▶ Input

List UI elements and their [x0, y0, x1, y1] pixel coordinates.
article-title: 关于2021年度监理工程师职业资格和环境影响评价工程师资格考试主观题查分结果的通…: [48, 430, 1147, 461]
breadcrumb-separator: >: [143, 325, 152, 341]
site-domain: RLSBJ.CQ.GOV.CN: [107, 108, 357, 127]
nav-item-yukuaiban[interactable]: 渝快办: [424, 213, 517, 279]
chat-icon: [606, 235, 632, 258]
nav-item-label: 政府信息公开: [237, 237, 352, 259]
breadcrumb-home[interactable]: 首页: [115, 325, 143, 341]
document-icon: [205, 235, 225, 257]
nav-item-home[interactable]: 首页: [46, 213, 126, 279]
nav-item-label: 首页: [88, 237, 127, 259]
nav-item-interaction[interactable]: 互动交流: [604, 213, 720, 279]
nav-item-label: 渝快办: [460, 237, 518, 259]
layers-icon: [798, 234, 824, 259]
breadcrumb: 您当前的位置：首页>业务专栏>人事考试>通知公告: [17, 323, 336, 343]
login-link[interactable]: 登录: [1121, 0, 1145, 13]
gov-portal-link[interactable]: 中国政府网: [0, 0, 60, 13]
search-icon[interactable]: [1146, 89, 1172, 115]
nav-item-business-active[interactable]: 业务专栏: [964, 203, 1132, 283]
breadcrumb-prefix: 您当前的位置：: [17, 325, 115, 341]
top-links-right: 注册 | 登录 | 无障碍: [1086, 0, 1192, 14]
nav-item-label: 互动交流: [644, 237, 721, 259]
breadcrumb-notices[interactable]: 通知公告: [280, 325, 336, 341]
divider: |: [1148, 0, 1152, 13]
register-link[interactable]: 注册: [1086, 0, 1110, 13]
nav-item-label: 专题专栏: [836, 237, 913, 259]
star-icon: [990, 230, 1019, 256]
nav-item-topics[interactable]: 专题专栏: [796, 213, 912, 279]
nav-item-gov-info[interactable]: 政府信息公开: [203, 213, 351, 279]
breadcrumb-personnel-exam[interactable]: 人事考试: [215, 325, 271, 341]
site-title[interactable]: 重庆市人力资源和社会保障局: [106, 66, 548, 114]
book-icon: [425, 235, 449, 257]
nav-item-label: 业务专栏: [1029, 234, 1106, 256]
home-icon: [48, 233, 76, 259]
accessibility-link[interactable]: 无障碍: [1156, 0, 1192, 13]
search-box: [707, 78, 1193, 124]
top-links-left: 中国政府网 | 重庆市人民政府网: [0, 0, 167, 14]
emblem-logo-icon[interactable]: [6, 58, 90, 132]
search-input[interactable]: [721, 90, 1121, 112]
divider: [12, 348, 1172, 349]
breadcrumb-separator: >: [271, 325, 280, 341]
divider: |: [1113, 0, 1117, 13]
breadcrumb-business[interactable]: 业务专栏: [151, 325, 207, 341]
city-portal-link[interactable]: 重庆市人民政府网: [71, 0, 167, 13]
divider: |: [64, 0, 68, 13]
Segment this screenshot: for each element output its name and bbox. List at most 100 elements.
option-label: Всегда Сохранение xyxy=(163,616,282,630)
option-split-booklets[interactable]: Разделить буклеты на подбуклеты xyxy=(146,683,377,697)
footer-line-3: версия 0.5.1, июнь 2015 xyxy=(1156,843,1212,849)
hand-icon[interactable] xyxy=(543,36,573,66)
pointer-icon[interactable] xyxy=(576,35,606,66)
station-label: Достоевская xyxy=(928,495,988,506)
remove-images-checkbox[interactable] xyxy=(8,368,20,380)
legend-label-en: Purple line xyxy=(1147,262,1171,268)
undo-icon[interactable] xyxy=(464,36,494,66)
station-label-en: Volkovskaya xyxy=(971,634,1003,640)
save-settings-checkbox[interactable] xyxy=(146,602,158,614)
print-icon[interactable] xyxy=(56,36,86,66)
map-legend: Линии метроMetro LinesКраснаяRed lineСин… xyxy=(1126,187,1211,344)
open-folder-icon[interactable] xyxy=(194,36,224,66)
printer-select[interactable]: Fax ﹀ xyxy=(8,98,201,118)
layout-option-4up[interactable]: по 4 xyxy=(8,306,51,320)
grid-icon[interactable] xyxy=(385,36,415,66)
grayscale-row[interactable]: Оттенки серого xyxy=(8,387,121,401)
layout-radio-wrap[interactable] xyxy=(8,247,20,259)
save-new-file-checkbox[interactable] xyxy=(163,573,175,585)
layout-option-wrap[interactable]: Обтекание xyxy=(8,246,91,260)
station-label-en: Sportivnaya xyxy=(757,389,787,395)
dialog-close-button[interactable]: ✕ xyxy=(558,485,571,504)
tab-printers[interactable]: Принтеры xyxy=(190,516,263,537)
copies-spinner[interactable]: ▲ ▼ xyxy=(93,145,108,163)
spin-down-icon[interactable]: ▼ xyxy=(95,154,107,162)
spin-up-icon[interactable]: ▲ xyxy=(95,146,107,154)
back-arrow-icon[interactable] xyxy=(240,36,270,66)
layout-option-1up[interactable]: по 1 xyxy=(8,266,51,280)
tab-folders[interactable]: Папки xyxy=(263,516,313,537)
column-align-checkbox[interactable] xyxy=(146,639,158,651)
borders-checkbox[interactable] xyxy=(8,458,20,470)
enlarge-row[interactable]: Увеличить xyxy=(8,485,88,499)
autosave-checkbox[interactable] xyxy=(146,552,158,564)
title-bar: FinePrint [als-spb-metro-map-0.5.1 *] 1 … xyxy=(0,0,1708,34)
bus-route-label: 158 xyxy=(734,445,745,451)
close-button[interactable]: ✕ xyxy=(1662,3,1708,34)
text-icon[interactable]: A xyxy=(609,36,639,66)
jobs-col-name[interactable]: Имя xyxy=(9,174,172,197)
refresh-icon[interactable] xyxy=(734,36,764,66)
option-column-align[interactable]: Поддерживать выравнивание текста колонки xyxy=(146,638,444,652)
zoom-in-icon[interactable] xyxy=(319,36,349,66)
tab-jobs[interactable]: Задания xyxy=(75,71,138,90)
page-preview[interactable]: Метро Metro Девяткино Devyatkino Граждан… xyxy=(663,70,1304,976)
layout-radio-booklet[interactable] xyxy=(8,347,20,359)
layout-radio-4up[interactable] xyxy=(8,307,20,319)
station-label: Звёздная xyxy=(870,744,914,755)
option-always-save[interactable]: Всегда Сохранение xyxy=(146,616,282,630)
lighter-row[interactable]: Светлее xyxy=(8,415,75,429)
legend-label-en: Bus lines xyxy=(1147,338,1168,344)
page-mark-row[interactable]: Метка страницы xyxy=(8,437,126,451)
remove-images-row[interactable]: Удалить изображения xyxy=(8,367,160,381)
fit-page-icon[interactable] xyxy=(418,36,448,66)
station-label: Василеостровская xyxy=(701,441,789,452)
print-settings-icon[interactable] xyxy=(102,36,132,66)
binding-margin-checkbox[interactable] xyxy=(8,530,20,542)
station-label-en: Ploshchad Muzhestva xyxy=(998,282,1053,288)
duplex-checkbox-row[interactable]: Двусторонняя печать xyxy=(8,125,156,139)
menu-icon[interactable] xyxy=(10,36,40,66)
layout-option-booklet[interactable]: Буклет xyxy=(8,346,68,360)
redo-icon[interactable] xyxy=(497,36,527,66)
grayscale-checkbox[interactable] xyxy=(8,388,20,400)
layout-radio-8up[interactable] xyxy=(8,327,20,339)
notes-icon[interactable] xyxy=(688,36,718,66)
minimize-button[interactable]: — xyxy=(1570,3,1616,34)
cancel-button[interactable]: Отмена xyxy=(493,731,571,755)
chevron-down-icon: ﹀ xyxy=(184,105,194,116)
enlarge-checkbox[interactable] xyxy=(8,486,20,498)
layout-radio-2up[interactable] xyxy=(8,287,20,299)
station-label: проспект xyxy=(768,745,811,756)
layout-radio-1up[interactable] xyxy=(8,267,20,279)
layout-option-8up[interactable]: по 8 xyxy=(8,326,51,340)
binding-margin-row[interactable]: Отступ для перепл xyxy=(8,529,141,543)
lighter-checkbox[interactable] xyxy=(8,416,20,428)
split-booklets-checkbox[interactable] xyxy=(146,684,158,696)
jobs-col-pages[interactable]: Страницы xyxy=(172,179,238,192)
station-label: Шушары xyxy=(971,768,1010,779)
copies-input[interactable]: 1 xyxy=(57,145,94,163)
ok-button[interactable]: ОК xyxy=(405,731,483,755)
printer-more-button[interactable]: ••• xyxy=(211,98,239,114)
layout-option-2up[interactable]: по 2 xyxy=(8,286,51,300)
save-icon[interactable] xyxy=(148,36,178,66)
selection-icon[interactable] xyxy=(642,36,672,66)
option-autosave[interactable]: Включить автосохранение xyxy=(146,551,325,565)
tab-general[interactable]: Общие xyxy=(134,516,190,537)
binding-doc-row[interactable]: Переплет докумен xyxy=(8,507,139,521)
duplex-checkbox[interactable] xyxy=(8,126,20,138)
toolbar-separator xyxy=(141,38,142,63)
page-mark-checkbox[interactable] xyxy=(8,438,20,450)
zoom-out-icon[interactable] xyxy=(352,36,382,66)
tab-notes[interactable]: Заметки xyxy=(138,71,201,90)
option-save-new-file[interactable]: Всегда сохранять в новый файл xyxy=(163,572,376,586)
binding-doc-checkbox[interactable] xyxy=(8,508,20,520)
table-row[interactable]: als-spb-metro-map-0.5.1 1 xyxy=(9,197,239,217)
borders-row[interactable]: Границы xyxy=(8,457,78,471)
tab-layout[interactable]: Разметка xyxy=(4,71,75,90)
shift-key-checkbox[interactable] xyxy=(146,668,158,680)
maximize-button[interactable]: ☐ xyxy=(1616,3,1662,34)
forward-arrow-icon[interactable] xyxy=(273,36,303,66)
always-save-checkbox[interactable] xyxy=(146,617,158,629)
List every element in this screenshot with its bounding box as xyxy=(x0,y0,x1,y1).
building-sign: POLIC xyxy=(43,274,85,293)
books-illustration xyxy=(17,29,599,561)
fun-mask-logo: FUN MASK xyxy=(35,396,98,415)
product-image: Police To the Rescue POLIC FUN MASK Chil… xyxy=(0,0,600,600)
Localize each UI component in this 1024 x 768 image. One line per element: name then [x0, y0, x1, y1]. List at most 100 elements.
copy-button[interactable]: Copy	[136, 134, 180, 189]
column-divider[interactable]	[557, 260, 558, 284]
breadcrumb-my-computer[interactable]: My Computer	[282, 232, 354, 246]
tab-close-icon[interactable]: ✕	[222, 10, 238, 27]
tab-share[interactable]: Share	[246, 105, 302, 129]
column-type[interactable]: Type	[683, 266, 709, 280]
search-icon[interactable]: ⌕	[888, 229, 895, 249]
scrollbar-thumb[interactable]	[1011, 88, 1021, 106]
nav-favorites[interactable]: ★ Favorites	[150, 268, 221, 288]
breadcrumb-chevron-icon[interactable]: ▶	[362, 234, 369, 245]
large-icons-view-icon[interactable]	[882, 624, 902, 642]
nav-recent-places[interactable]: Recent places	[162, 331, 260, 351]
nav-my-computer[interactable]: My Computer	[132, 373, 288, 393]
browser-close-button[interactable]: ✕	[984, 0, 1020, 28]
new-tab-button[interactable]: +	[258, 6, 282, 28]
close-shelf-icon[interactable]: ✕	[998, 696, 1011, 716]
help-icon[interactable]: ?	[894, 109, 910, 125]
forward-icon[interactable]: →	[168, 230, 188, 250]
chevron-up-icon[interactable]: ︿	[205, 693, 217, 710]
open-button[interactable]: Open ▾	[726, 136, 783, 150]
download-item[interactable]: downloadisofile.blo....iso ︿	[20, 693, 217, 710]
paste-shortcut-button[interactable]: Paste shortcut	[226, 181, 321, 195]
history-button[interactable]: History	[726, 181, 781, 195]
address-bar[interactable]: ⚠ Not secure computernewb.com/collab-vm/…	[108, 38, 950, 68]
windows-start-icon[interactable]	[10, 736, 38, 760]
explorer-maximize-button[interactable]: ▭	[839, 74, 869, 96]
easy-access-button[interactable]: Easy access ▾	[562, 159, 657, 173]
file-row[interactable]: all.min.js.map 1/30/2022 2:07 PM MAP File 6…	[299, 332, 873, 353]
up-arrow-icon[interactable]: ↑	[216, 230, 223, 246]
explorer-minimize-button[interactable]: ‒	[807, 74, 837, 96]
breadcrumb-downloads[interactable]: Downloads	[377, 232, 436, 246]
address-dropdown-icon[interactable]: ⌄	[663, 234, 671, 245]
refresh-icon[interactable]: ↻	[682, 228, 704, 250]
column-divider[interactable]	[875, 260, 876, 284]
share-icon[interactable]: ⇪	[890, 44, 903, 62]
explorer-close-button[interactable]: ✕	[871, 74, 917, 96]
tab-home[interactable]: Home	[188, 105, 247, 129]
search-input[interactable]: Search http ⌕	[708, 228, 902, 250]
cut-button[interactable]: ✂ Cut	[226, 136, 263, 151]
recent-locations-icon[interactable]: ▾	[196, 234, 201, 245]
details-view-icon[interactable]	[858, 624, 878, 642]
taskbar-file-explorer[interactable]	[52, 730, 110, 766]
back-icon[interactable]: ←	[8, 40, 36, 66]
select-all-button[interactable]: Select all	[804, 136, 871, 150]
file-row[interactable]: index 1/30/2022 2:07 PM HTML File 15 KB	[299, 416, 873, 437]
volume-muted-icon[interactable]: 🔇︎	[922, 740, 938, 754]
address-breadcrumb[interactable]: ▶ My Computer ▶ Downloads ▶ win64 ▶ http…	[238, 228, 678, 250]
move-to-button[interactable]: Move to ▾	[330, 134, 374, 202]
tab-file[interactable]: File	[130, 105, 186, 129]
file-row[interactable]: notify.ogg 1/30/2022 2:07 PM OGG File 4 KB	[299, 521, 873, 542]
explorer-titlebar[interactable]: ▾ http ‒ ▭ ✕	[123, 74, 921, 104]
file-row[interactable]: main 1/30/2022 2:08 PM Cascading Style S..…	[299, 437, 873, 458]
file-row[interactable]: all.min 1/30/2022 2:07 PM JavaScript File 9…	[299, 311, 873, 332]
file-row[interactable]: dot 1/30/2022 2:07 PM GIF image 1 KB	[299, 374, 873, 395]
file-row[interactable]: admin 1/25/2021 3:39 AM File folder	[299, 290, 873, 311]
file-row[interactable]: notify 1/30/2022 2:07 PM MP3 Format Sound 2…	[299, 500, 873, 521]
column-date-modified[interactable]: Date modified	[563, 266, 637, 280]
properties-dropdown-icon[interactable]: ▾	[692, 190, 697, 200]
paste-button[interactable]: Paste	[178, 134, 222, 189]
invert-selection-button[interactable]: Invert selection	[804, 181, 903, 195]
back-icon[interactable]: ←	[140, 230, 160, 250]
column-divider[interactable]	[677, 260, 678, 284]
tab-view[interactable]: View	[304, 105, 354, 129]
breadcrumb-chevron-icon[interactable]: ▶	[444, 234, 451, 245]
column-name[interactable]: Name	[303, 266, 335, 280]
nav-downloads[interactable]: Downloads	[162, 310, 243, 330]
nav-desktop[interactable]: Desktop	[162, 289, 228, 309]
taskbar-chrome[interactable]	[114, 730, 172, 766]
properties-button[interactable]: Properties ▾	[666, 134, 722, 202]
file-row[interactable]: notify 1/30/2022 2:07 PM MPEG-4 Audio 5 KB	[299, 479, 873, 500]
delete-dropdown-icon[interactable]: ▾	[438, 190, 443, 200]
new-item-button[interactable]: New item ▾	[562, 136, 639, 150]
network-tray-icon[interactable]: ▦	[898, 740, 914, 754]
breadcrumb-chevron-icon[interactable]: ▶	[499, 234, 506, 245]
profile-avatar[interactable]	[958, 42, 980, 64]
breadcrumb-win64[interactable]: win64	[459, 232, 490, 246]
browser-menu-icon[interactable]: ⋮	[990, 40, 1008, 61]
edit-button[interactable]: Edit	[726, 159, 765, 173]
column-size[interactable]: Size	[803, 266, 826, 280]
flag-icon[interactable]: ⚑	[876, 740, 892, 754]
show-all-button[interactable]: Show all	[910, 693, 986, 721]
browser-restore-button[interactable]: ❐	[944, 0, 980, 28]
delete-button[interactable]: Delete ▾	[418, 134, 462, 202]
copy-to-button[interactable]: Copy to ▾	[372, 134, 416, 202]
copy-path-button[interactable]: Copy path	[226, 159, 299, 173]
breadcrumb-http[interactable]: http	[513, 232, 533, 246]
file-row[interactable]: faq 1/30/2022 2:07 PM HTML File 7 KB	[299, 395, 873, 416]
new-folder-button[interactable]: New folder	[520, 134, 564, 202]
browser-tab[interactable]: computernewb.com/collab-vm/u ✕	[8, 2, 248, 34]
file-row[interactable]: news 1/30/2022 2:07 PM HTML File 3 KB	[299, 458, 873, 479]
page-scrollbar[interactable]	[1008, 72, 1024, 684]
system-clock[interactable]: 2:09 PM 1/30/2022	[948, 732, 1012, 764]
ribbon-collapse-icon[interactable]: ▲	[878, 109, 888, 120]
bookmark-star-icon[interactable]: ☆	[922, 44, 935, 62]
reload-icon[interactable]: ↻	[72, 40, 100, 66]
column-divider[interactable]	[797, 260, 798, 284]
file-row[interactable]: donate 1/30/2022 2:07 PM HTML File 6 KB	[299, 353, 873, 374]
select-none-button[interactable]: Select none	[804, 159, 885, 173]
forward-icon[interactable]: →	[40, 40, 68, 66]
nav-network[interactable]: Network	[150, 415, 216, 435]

▶ Exercise details
Update the material from its start through the line containing "chat-icon: [606, 235, 632, 258]" by replacing "article-title" with "headline" and changing nothing else, then give those lines again.

▶ Exercise response
List UI elements and their [x0, y0, x1, y1] pixel coordinates.
headline: 关于2021年度监理工程师职业资格和环境影响评价工程师资格考试主观题查分结果的通…: [48, 430, 1147, 461]
breadcrumb-separator: >: [143, 325, 152, 341]
site-domain: RLSBJ.CQ.GOV.CN: [107, 108, 357, 127]
nav-item-yukuaiban[interactable]: 渝快办: [424, 213, 517, 279]
chat-icon: [606, 235, 632, 258]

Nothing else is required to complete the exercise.